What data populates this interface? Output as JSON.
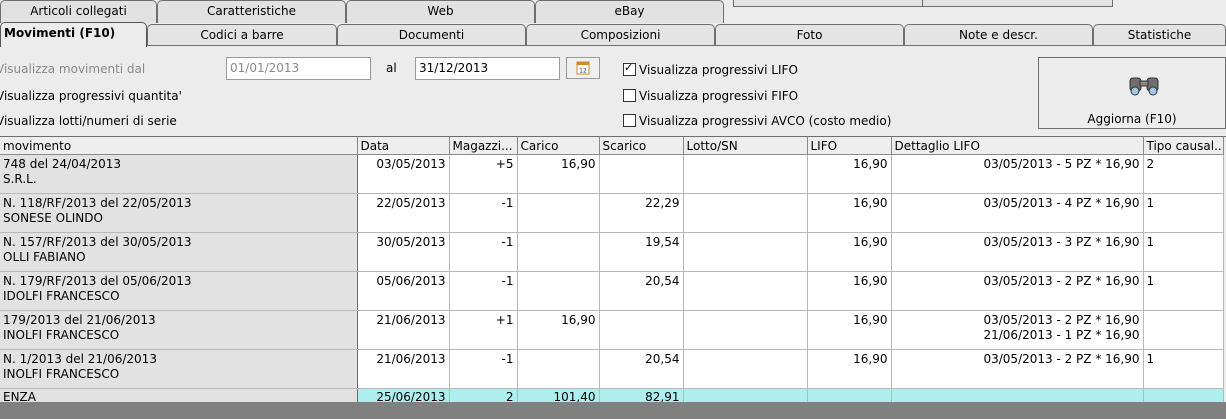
{
  "tabs_row1": [
    "Articoli collegati",
    "Caratteristiche",
    "Web",
    "eBay"
  ],
  "tabs_row2": [
    "Movimenti (F10)",
    "Codici a barre",
    "Documenti",
    "Composizioni",
    "Foto",
    "Note e descr.",
    "Statistiche"
  ],
  "filter": {
    "dal_label": "Visualizza movimenti dal",
    "dal_value": "01/01/2013",
    "al_label": "al",
    "al_value": "31/12/2013",
    "progressivi_quantita": "Visualizza progressivi quantita'",
    "lotti": "Visualizza lotti/numeri di serie"
  },
  "options": {
    "lifo": "Visualizza progressivi LIFO",
    "fifo": "Visualizza progressivi FIFO",
    "avco": "Visualizza progressivi AVCO (costo medio)",
    "lifo_checked": true,
    "fifo_checked": false,
    "avco_checked": false
  },
  "refresh_button": {
    "label": "Aggiorna (F10)",
    "icon": "binoculars-icon"
  },
  "grid": {
    "columns": [
      "movimento",
      "Data",
      "Magazzi...",
      "Carico",
      "Scarico",
      "Lotto/SN",
      "LIFO",
      "Dettaglio LIFO",
      "Tipo causal..."
    ],
    "rows": [
      {
        "mov1": "748 del 24/04/2013",
        "mov2": "S.R.L.",
        "data": "03/05/2013",
        "mag": "+5",
        "carico": "16,90",
        "scarico": "",
        "lotto": "",
        "lifo": "16,90",
        "det1": "03/05/2013 - 5 PZ * 16,90",
        "det2": "",
        "tipo": "2"
      },
      {
        "mov1": "N. 118/RF/2013 del 22/05/2013",
        "mov2": "SONESE OLINDO",
        "data": "22/05/2013",
        "mag": "-1",
        "carico": "",
        "scarico": "22,29",
        "lotto": "",
        "lifo": "16,90",
        "det1": "03/05/2013 - 4 PZ * 16,90",
        "det2": "",
        "tipo": "1"
      },
      {
        "mov1": "N. 157/RF/2013 del 30/05/2013",
        "mov2": "OLLI FABIANO",
        "data": "30/05/2013",
        "mag": "-1",
        "carico": "",
        "scarico": "19,54",
        "lotto": "",
        "lifo": "16,90",
        "det1": "03/05/2013 - 3 PZ * 16,90",
        "det2": "",
        "tipo": "1"
      },
      {
        "mov1": "N. 179/RF/2013 del 05/06/2013",
        "mov2": "IDOLFI FRANCESCO",
        "data": "05/06/2013",
        "mag": "-1",
        "carico": "",
        "scarico": "20,54",
        "lotto": "",
        "lifo": "16,90",
        "det1": "03/05/2013 - 2 PZ * 16,90",
        "det2": "",
        "tipo": "1"
      },
      {
        "mov1": "179/2013 del 21/06/2013",
        "mov2": "INOLFI FRANCESCO",
        "data": "21/06/2013",
        "mag": "+1",
        "carico": "16,90",
        "scarico": "",
        "lotto": "",
        "lifo": "16,90",
        "det1": "03/05/2013 - 2 PZ * 16,90",
        "det2": "21/06/2013 - 1 PZ * 16,90",
        "tipo": ""
      },
      {
        "mov1": "N. 1/2013 del 21/06/2013",
        "mov2": "INOLFI FRANCESCO",
        "data": "21/06/2013",
        "mag": "-1",
        "carico": "",
        "scarico": "20,54",
        "lotto": "",
        "lifo": "16,90",
        "det1": "03/05/2013 - 2 PZ * 16,90",
        "det2": "",
        "tipo": "1"
      }
    ],
    "total": {
      "mov": "ENZA",
      "data": "25/06/2013",
      "mag": "2",
      "carico": "101,40",
      "scarico": "82,91"
    }
  }
}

SHORT TASK: Using the material above, return every line exactly as it appears, minus the pictures.

TASK OUTPUT:
What data populates this interface? Output as JSON.
{
  "tabs_row1": [
    "Articoli collegati",
    "Caratteristiche",
    "Web",
    "eBay"
  ],
  "tabs_row2": [
    "Movimenti (F10)",
    "Codici a barre",
    "Documenti",
    "Composizioni",
    "Foto",
    "Note e descr.",
    "Statistiche"
  ],
  "filter": {
    "dal_label": "Visualizza movimenti dal",
    "dal_value": "01/01/2013",
    "al_label": "al",
    "al_value": "31/12/2013",
    "progressivi_quantita": "Visualizza progressivi quantita'",
    "lotti": "Visualizza lotti/numeri di serie"
  },
  "options": {
    "lifo": "Visualizza progressivi LIFO",
    "fifo": "Visualizza progressivi FIFO",
    "avco": "Visualizza progressivi AVCO (costo medio)",
    "lifo_checked": true,
    "fifo_checked": false,
    "avco_checked": false
  },
  "refresh_button": {
    "label": "Aggiorna (F10)",
    "icon": "binoculars-icon"
  },
  "grid": {
    "columns": [
      "movimento",
      "Data",
      "Magazzi...",
      "Carico",
      "Scarico",
      "Lotto/SN",
      "LIFO",
      "Dettaglio LIFO",
      "Tipo causal..."
    ],
    "rows": [
      {
        "mov1": "748 del 24/04/2013",
        "mov2": "S.R.L.",
        "data": "03/05/2013",
        "mag": "+5",
        "carico": "16,90",
        "scarico": "",
        "lotto": "",
        "lifo": "16,90",
        "det1": "03/05/2013 - 5 PZ * 16,90",
        "det2": "",
        "tipo": "2"
      },
      {
        "mov1": "N. 118/RF/2013 del 22/05/2013",
        "mov2": "SONESE OLINDO",
        "data": "22/05/2013",
        "mag": "-1",
        "carico": "",
        "scarico": "22,29",
        "lotto": "",
        "lifo": "16,90",
        "det1": "03/05/2013 - 4 PZ * 16,90",
        "det2": "",
        "tipo": "1"
      },
      {
        "mov1": "N. 157/RF/2013 del 30/05/2013",
        "mov2": "OLLI FABIANO",
        "data": "30/05/2013",
        "mag": "-1",
        "carico": "",
        "scarico": "19,54",
        "lotto": "",
        "lifo": "16,90",
        "det1": "03/05/2013 - 3 PZ * 16,90",
        "det2": "",
        "tipo": "1"
      },
      {
        "mov1": "N. 179/RF/2013 del 05/06/2013",
        "mov2": "IDOLFI FRANCESCO",
        "data": "05/06/2013",
        "mag": "-1",
        "carico": "",
        "scarico": "20,54",
        "lotto": "",
        "lifo": "16,90",
        "det1": "03/05/2013 - 2 PZ * 16,90",
        "det2": "",
        "tipo": "1"
      },
      {
        "mov1": "179/2013 del 21/06/2013",
        "mov2": "INOLFI FRANCESCO",
        "data": "21/06/2013",
        "mag": "+1",
        "carico": "16,90",
        "scarico": "",
        "lotto": "",
        "lifo": "16,90",
        "det1": "03/05/2013 - 2 PZ * 16,90",
        "det2": "21/06/2013 - 1 PZ * 16,90",
        "tipo": ""
      },
      {
        "mov1": "N. 1/2013 del 21/06/2013",
        "mov2": "INOLFI FRANCESCO",
        "data": "21/06/2013",
        "mag": "-1",
        "carico": "",
        "scarico": "20,54",
        "lotto": "",
        "lifo": "16,90",
        "det1": "03/05/2013 - 2 PZ * 16,90",
        "det2": "",
        "tipo": "1"
      }
    ],
    "total": {
      "mov": "ENZA",
      "data": "25/06/2013",
      "mag": "2",
      "carico": "101,40",
      "scarico": "82,91"
    }
  }
}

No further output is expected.